▸ **Goal**: Say how many lines hold the string "data"; please write nothing but the number.

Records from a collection
►

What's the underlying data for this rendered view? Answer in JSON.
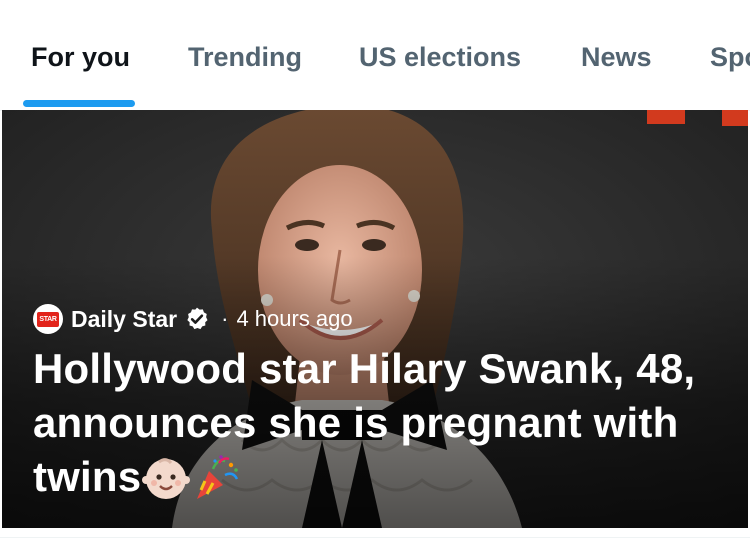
{
  "tabs": [
    {
      "label": "For you",
      "active": true
    },
    {
      "label": "Trending",
      "active": false
    },
    {
      "label": "US elections",
      "active": false
    },
    {
      "label": "News",
      "active": false
    },
    {
      "label": "Spo",
      "active": false
    }
  ],
  "colors": {
    "accent": "#1d9bf0",
    "active_text": "#0f1419",
    "inactive_text": "#536471",
    "source_red": "#e2231a"
  },
  "story": {
    "source_logo_text": "STAR",
    "source": "Daily Star",
    "verified_icon": "verified-badge-icon",
    "separator": "·",
    "time": "4 hours ago",
    "headline": "Hollywood star Hilary Swank, 48, announces she is pregnant with twins",
    "emojis": [
      "baby-face-emoji",
      "party-popper-emoji"
    ]
  }
}
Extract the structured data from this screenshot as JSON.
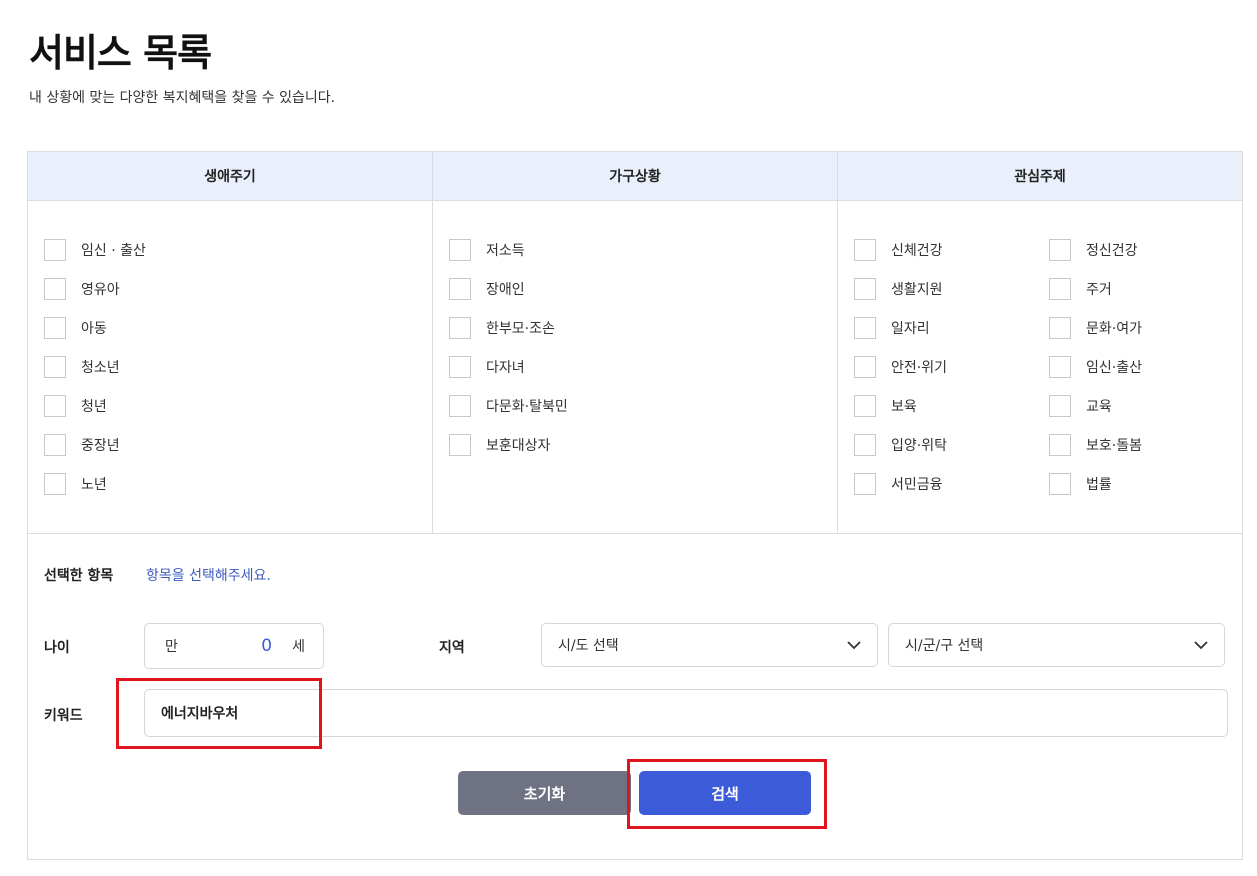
{
  "page": {
    "title": "서비스 목록",
    "description": "내 상황에 맞는 다양한 복지혜택을 찾을 수 있습니다."
  },
  "categories": {
    "life_cycle": {
      "title": "생애주기",
      "items": [
        "임신 · 출산",
        "영유아",
        "아동",
        "청소년",
        "청년",
        "중장년",
        "노년"
      ]
    },
    "household": {
      "title": "가구상황",
      "items": [
        "저소득",
        "장애인",
        "한부모·조손",
        "다자녀",
        "다문화·탈북민",
        "보훈대상자"
      ]
    },
    "interest": {
      "title": "관심주제",
      "items_left": [
        "신체건강",
        "생활지원",
        "일자리",
        "안전·위기",
        "보육",
        "입양·위탁",
        "서민금융"
      ],
      "items_right": [
        "정신건강",
        "주거",
        "문화·여가",
        "임신·출산",
        "교육",
        "보호·돌봄",
        "법률"
      ]
    }
  },
  "selected": {
    "label": "선택한 항목",
    "message": "항목을 선택해주세요."
  },
  "age": {
    "label": "나이",
    "prefix": "만",
    "value": "0",
    "suffix": "세"
  },
  "region": {
    "label": "지역",
    "sido_placeholder": "시/도 선택",
    "sigungu_placeholder": "시/군/구 선택"
  },
  "keyword": {
    "label": "키워드",
    "value": "에너지바우처"
  },
  "buttons": {
    "reset": "초기화",
    "search": "검색"
  },
  "colors": {
    "accent": "#3b5bd9",
    "reset_button": "#6e7282",
    "header_bg": "#eaf0fb",
    "highlight": "#e0141e"
  }
}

◄

▸ **Exercise answer**: 2